_JOB_. All lines holding the string "upperbound" are to be shown.

_EXTRACTED RECORDS_.
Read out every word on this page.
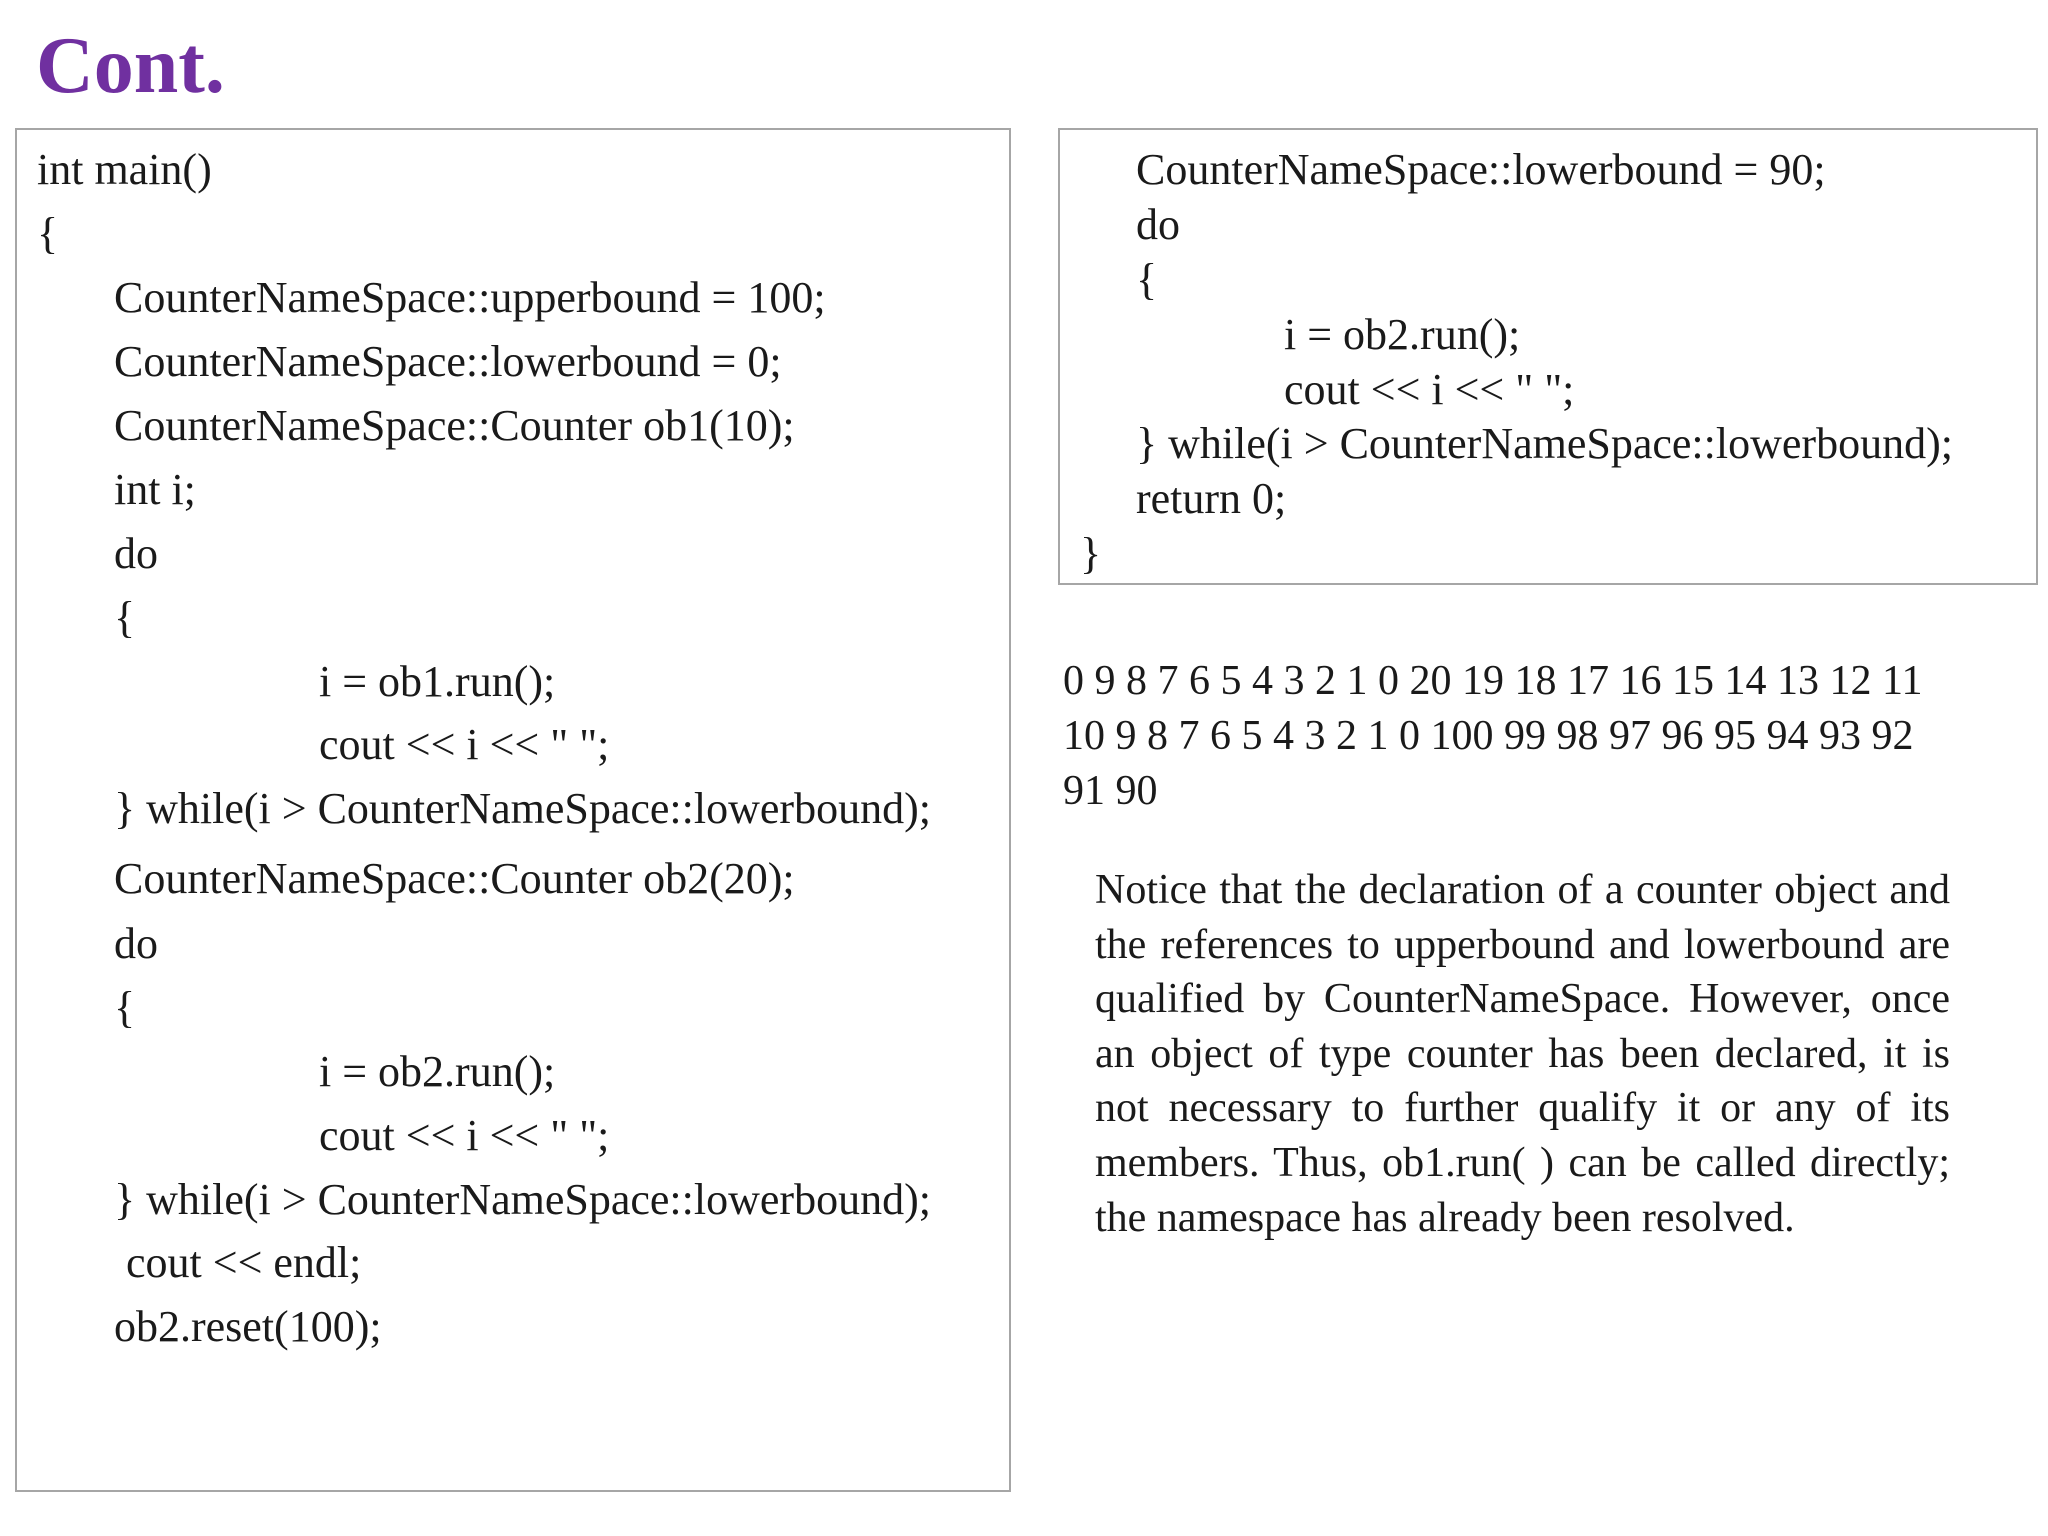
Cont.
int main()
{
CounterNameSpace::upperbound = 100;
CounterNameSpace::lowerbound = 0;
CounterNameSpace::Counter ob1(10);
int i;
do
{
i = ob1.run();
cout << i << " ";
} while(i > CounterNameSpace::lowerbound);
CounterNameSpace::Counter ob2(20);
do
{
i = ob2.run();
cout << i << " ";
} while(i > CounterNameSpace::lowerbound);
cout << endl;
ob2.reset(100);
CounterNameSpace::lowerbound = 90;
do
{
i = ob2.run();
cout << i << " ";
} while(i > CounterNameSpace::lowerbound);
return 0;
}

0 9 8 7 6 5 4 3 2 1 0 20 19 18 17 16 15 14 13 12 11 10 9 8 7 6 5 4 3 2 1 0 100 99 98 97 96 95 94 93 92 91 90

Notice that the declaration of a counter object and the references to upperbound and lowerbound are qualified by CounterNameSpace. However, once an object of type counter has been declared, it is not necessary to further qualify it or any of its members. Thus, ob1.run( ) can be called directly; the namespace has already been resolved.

_THE ANSWER_.
CounterNameSpace::upperbound = 100;
Notice that the declaration of a counter object and the references to upperbound and lowerbound are qualified by CounterNameSpace. However, once an object of type counter has been declared, it is not necessary to further qualify it or any of its members. Thus, ob1.run( ) can be called directly; the namespace has already been resolved.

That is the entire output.